--- START Information shown ---

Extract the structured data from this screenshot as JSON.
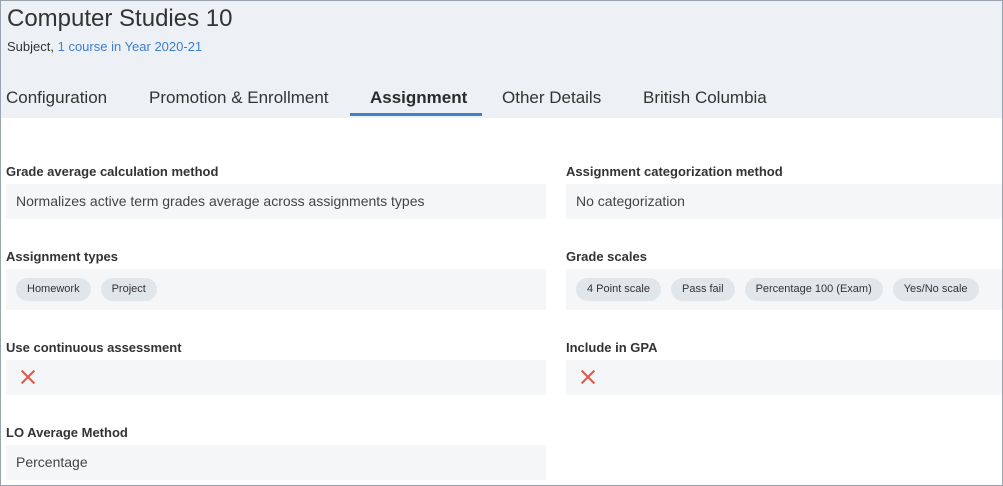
{
  "header": {
    "title": "Computer Studies 10",
    "subtitle_prefix": "Subject,",
    "subtitle_link": "1 course in Year 2020-21"
  },
  "tabs": [
    {
      "label": "Configuration"
    },
    {
      "label": "Promotion & Enrollment"
    },
    {
      "label": "Assignment"
    },
    {
      "label": "Other Details"
    },
    {
      "label": "British Columbia"
    }
  ],
  "active_tab": "Assignment",
  "fields": {
    "grade_average": {
      "label": "Grade average calculation method",
      "value": "Normalizes active term grades average across assignments types"
    },
    "assignment_categorization": {
      "label": "Assignment categorization method",
      "value": "No categorization"
    },
    "assignment_types": {
      "label": "Assignment types",
      "chips": [
        "Homework",
        "Project"
      ]
    },
    "grade_scales": {
      "label": "Grade scales",
      "chips": [
        "4 Point scale",
        "Pass fail",
        "Percentage 100 (Exam)",
        "Yes/No scale"
      ]
    },
    "continuous_assessment": {
      "label": "Use continuous assessment",
      "icon": "close-icon"
    },
    "include_gpa": {
      "label": "Include in GPA",
      "icon": "close-icon"
    },
    "lo_average": {
      "label": "LO Average Method",
      "value": "Percentage"
    }
  },
  "colors": {
    "header_bg": "#edf1f5",
    "link": "#3b7fd0",
    "tab_underline": "#3b82c9",
    "cross": "#e2554a"
  }
}
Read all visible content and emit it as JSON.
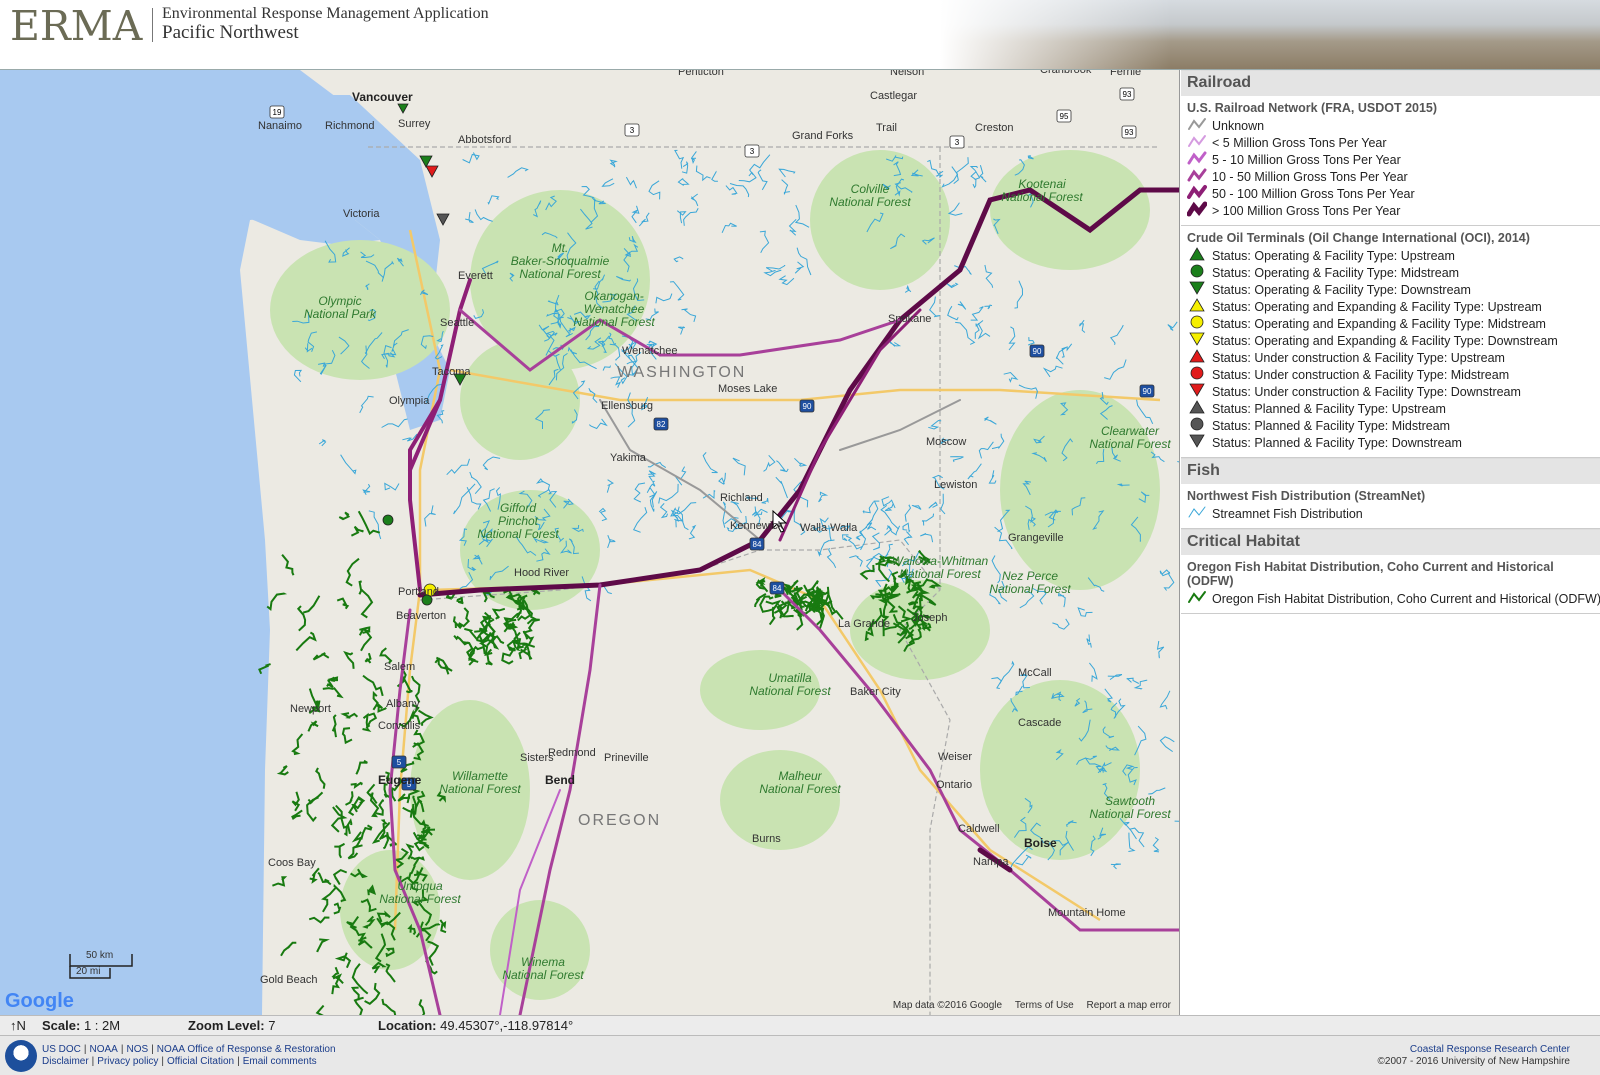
{
  "header": {
    "logo": "ERMA",
    "title": "Environmental Response Management Application",
    "region": "Pacific Northwest"
  },
  "map": {
    "places": [
      {
        "label": "Vancouver",
        "cls": "city",
        "key": "vancouver"
      },
      {
        "label": "Nanaimo",
        "cls": "place",
        "key": "nanaimo"
      },
      {
        "label": "Richmond",
        "cls": "place",
        "key": "richmond"
      },
      {
        "label": "Surrey",
        "cls": "place",
        "key": "surrey"
      },
      {
        "label": "Abbotsford",
        "cls": "place",
        "key": "abbotsford"
      },
      {
        "label": "Victoria",
        "cls": "place",
        "key": "victoria"
      },
      {
        "label": "Penticton",
        "cls": "place",
        "key": "penticton"
      },
      {
        "label": "Nelson",
        "cls": "place",
        "key": "nelson"
      },
      {
        "label": "Castlegar",
        "cls": "place",
        "key": "castlegar"
      },
      {
        "label": "Cranbrook",
        "cls": "place",
        "key": "cranbrook"
      },
      {
        "label": "Fernie",
        "cls": "place",
        "key": "fernie"
      },
      {
        "label": "Grand Forks",
        "cls": "place",
        "key": "grandforks"
      },
      {
        "label": "Trail",
        "cls": "place",
        "key": "trail"
      },
      {
        "label": "Creston",
        "cls": "place",
        "key": "creston"
      },
      {
        "label": "Everett",
        "cls": "place",
        "key": "everett"
      },
      {
        "label": "Seattle",
        "cls": "place",
        "key": "seattle"
      },
      {
        "label": "Tacoma",
        "cls": "place",
        "key": "tacoma"
      },
      {
        "label": "Olympia",
        "cls": "place",
        "key": "olympia"
      },
      {
        "label": "Wenatchee",
        "cls": "place",
        "key": "wenatchee"
      },
      {
        "label": "Moses Lake",
        "cls": "place",
        "key": "moseslake"
      },
      {
        "label": "Ellensburg",
        "cls": "place",
        "key": "ellensburg"
      },
      {
        "label": "Yakima",
        "cls": "place",
        "key": "yakima"
      },
      {
        "label": "Spokane",
        "cls": "place",
        "key": "spokane"
      },
      {
        "label": "Moscow",
        "cls": "place",
        "key": "moscow"
      },
      {
        "label": "Lewiston",
        "cls": "place",
        "key": "lewiston"
      },
      {
        "label": "Richland",
        "cls": "place",
        "key": "richland"
      },
      {
        "label": "Kennewick",
        "cls": "place",
        "key": "kennewick"
      },
      {
        "label": "Walla Walla",
        "cls": "place",
        "key": "wallawalla"
      },
      {
        "label": "Grangeville",
        "cls": "place",
        "key": "grangeville"
      },
      {
        "label": "Hood River",
        "cls": "place",
        "key": "hoodriver"
      },
      {
        "label": "Portland",
        "cls": "place",
        "key": "portland"
      },
      {
        "label": "Beaverton",
        "cls": "place",
        "key": "beaverton"
      },
      {
        "label": "Salem",
        "cls": "place",
        "key": "salem"
      },
      {
        "label": "Albany",
        "cls": "place",
        "key": "albany"
      },
      {
        "label": "Corvallis",
        "cls": "place",
        "key": "corvallis"
      },
      {
        "label": "Newport",
        "cls": "place",
        "key": "newport"
      },
      {
        "label": "La Grande",
        "cls": "place",
        "key": "lagrande"
      },
      {
        "label": "Joseph",
        "cls": "place",
        "key": "joseph"
      },
      {
        "label": "Baker City",
        "cls": "place",
        "key": "bakercity"
      },
      {
        "label": "McCall",
        "cls": "place",
        "key": "mccall"
      },
      {
        "label": "Cascade",
        "cls": "place",
        "key": "cascade"
      },
      {
        "label": "Sisters",
        "cls": "place",
        "key": "sisters"
      },
      {
        "label": "Redmond",
        "cls": "place",
        "key": "redmond"
      },
      {
        "label": "Prineville",
        "cls": "place",
        "key": "prineville"
      },
      {
        "label": "Bend",
        "cls": "city",
        "key": "bend"
      },
      {
        "label": "Eugene",
        "cls": "city",
        "key": "eugene"
      },
      {
        "label": "Weiser",
        "cls": "place",
        "key": "weiser"
      },
      {
        "label": "Ontario",
        "cls": "place",
        "key": "ontario"
      },
      {
        "label": "Caldwell",
        "cls": "place",
        "key": "caldwell"
      },
      {
        "label": "Nampa",
        "cls": "place",
        "key": "nampa"
      },
      {
        "label": "Boise",
        "cls": "city",
        "key": "boise"
      },
      {
        "label": "Mountain Home",
        "cls": "place",
        "key": "mountainhome"
      },
      {
        "label": "Burns",
        "cls": "place",
        "key": "burns"
      },
      {
        "label": "Coos Bay",
        "cls": "place",
        "key": "coosbay"
      },
      {
        "label": "Gold Beach",
        "cls": "place",
        "key": "goldbeach"
      }
    ],
    "parks": [
      {
        "label": "Olympic\nNational Park",
        "key": "olympic"
      },
      {
        "label": "Mt.\nBaker-Snoqualmie\nNational Forest",
        "key": "baker"
      },
      {
        "label": "Okanogan-Wenatchee\nNational Forest",
        "key": "okanogan"
      },
      {
        "label": "Colville\nNational Forest",
        "key": "colville"
      },
      {
        "label": "Kootenai\nNational Forest",
        "key": "kootenai"
      },
      {
        "label": "Gifford\nPinchot\nNational Forest",
        "key": "gifford"
      },
      {
        "label": "Umatilla\nNational Forest",
        "key": "umatilla"
      },
      {
        "label": "Wallowa-Whitman\nNational Forest",
        "key": "wallowa"
      },
      {
        "label": "Willamette\nNational Forest",
        "key": "willamette"
      },
      {
        "label": "Malheur\nNational Forest",
        "key": "malheur"
      },
      {
        "label": "Winema\nNational Forest",
        "key": "winema"
      },
      {
        "label": "Umpqua\nNational Forest",
        "key": "umpqua"
      },
      {
        "label": "Nez Perce\nNational Forest",
        "key": "nezperce"
      },
      {
        "label": "Clearwater\nNational Forest",
        "key": "clearwater"
      },
      {
        "label": "Sawtooth\nNational Forest",
        "key": "sawtooth"
      }
    ],
    "states": [
      "WASHINGTON",
      "OREGON"
    ],
    "highway_shields": [
      "19",
      "3",
      "3",
      "3",
      "95",
      "93",
      "93",
      "90",
      "90",
      "90",
      "82",
      "84",
      "84",
      "5",
      "5"
    ],
    "google_logo": "Google",
    "scale_km": "50 km",
    "scale_mi": "20 mi",
    "attribution": [
      "Map data ©2016 Google",
      "Terms of Use",
      "Report a map error"
    ]
  },
  "legend": {
    "sections": [
      {
        "heading": "Railroad",
        "layer": "U.S. Railroad Network (FRA, USDOT 2015)",
        "items": [
          {
            "label": "Unknown",
            "sym": "rail",
            "color": "#999999",
            "w": 2
          },
          {
            "label": "< 5 Million Gross Tons Per Year",
            "sym": "rail",
            "color": "#d59be0",
            "w": 2
          },
          {
            "label": "5 - 10 Million Gross Tons Per Year",
            "sym": "rail",
            "color": "#c060c8",
            "w": 3
          },
          {
            "label": "10 - 50 Million Gross Tons Per Year",
            "sym": "rail",
            "color": "#a8409a",
            "w": 3
          },
          {
            "label": "50 - 100 Million Gross Tons Per Year",
            "sym": "rail",
            "color": "#8e1f76",
            "w": 4
          },
          {
            "label": "> 100 Million Gross Tons Per Year",
            "sym": "rail",
            "color": "#5e0a48",
            "w": 5
          }
        ]
      },
      {
        "heading": "",
        "layer": "Crude Oil Terminals (Oil Change International (OCI), 2014)",
        "items": [
          {
            "label": "Status: Operating & Facility Type: Upstream",
            "sym": "up",
            "color": "#1b7f1b"
          },
          {
            "label": "Status: Operating & Facility Type: Midstream",
            "sym": "mid",
            "color": "#1b7f1b"
          },
          {
            "label": "Status: Operating & Facility Type: Downstream",
            "sym": "down",
            "color": "#1b7f1b"
          },
          {
            "label": "Status: Operating and Expanding & Facility Type: Upstream",
            "sym": "up",
            "color": "#f5ef00"
          },
          {
            "label": "Status: Operating and Expanding & Facility Type: Midstream",
            "sym": "mid",
            "color": "#f5ef00"
          },
          {
            "label": "Status: Operating and Expanding & Facility Type: Downstream",
            "sym": "down",
            "color": "#f5ef00"
          },
          {
            "label": "Status: Under construction & Facility Type: Upstream",
            "sym": "up",
            "color": "#e11b1b"
          },
          {
            "label": "Status: Under construction & Facility Type: Midstream",
            "sym": "mid",
            "color": "#e11b1b"
          },
          {
            "label": "Status: Under construction & Facility Type: Downstream",
            "sym": "down",
            "color": "#e11b1b"
          },
          {
            "label": "Status: Planned & Facility Type: Upstream",
            "sym": "up",
            "color": "#555555"
          },
          {
            "label": "Status: Planned & Facility Type: Midstream",
            "sym": "mid",
            "color": "#555555"
          },
          {
            "label": "Status: Planned & Facility Type: Downstream",
            "sym": "down",
            "color": "#555555"
          }
        ]
      },
      {
        "heading": "Fish",
        "layer": "Northwest Fish Distribution (StreamNet)",
        "items": [
          {
            "label": "Streamnet Fish Distribution",
            "sym": "line",
            "color": "#3aa7d8",
            "w": 1
          }
        ]
      },
      {
        "heading": "Critical Habitat",
        "layer": "Oregon Fish Habitat Distribution, Coho Current and Historical (ODFW)",
        "items": [
          {
            "label": "Oregon Fish Habitat Distribution, Coho Current and Historical (ODFW)",
            "sym": "line",
            "color": "#187a10",
            "w": 2
          }
        ]
      }
    ]
  },
  "status": {
    "north": "↑N",
    "scale_label": "Scale:",
    "scale_value": "1 : 2M",
    "zoom_label": "Zoom Level:",
    "zoom_value": "7",
    "location_label": "Location:",
    "location_value": "49.45307°,-118.97814°"
  },
  "footer": {
    "links1": [
      "US DOC",
      "NOAA",
      "NOS",
      "NOAA Office of Response & Restoration"
    ],
    "links2": [
      "Disclaimer",
      "Privacy policy",
      "Official Citation",
      "Email comments"
    ],
    "right1": "Coastal Response Research Center",
    "right2": "©2007 - 2016 University of New Hampshire"
  }
}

--- END Information shown ---

### Written instruction:
Take every line from the records above that has the word "Habitat" and copy it.

### Solution for this task:
        "heading": "Critical Habitat",
        "layer": "Oregon Fish Habitat Distribution, Coho Current and Historical (ODFW)",
            "label": "Oregon Fish Habitat Distribution, Coho Current and Historical (ODFW)",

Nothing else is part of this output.